_Problem details:_
Establish how many lines in the material include the string "title" and report it as a lone number.

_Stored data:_
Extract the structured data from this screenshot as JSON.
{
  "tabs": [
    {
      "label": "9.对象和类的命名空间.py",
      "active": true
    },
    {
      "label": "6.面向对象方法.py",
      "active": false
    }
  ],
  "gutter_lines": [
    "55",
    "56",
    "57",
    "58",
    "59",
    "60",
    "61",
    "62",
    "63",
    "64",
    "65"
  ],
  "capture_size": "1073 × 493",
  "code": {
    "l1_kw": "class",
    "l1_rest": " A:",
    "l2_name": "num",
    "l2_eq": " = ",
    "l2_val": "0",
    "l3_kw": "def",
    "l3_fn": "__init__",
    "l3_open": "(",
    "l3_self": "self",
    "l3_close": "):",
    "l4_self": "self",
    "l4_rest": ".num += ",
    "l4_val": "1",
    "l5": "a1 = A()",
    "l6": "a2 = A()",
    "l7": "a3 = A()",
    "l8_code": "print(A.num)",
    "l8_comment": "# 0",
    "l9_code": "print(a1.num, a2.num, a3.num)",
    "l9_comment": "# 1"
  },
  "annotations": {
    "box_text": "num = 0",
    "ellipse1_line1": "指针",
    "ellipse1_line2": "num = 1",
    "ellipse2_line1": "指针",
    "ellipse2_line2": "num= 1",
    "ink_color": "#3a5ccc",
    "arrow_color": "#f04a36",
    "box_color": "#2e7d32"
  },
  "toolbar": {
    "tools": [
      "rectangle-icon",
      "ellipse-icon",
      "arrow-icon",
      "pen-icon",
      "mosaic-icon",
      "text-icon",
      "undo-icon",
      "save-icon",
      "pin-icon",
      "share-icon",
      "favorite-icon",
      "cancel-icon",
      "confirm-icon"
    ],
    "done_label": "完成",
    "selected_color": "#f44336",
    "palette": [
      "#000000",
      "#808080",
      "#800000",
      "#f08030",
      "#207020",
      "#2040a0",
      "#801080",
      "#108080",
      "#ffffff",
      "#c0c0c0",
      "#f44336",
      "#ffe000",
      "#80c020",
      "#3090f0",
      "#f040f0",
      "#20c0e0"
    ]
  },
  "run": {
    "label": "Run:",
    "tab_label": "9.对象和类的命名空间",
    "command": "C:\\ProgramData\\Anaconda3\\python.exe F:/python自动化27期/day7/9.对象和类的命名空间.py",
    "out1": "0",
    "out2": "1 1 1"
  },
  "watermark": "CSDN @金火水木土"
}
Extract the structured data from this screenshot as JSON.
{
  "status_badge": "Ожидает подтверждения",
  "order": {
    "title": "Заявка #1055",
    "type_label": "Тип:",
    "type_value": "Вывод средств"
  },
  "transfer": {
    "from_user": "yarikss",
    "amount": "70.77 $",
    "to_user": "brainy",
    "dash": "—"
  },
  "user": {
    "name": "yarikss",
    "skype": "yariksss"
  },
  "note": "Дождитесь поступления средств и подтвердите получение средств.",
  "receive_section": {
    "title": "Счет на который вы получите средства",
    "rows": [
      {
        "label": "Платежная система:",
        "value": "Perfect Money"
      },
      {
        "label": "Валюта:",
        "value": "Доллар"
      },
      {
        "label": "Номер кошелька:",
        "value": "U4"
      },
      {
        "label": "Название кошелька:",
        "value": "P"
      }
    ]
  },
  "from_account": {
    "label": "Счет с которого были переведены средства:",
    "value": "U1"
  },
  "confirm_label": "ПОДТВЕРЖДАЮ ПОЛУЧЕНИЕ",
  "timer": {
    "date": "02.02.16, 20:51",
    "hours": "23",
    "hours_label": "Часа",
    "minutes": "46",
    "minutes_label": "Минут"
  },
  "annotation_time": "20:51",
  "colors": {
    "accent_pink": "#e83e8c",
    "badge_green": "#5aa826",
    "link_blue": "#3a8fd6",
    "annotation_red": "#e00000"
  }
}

_Task solution:_
2